*EXERCISE REQUIREMENTS:* Scan the records below for the string "School" and return every line where it appears.

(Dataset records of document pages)
:::::

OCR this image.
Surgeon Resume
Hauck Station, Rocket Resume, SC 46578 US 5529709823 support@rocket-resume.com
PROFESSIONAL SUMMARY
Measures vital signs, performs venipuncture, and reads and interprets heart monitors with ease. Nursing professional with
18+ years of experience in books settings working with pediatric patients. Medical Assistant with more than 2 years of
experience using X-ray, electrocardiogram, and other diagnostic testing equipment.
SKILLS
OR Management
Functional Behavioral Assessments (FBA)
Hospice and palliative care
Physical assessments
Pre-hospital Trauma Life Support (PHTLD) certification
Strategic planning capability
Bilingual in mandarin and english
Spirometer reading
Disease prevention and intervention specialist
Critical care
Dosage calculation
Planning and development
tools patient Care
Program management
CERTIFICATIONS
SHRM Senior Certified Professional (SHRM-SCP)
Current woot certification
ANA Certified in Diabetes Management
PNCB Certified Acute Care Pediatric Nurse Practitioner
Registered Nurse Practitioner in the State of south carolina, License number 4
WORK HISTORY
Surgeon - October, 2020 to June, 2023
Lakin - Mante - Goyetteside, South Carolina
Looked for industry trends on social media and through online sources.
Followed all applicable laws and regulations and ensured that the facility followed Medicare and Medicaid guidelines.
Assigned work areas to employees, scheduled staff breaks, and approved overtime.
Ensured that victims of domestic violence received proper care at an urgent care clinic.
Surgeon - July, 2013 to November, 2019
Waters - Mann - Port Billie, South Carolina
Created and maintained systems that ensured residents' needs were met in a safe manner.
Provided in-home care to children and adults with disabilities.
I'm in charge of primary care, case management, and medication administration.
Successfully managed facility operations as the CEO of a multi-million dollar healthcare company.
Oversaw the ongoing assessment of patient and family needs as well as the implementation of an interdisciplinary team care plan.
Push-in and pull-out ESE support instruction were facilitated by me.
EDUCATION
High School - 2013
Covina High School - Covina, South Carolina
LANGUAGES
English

:::::

*TASK OUTPUT:*
High School - 2013
Covina High School - Covina, South Carolina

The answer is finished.